PROBLEM STATEMENT
Copy out each line below that has the word "type" in it.

Entries from a dataset:
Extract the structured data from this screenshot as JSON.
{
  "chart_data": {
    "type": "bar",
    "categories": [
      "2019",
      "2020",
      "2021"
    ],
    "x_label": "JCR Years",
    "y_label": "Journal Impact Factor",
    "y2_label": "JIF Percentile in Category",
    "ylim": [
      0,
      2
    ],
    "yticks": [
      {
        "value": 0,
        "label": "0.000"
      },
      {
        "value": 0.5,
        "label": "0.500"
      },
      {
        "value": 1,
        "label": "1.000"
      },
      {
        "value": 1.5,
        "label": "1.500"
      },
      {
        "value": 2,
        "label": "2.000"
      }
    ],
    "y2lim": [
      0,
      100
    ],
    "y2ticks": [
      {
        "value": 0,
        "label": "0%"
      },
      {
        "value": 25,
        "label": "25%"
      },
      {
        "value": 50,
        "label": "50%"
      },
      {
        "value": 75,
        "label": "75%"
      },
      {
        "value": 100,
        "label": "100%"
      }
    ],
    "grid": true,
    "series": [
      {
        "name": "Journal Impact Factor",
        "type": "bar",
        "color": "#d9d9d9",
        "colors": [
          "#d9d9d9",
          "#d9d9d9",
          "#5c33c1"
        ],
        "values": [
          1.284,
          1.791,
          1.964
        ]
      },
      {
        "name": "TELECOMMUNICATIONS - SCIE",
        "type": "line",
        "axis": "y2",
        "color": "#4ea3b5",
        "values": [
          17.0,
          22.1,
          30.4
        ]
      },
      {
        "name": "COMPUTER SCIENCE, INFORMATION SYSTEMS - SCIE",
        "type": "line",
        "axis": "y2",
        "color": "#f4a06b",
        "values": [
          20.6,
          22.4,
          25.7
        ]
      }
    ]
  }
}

EXERCISE RESPONSE
    "type": "bar",
        "type": "bar",
        "type": "line",
        "type": "line",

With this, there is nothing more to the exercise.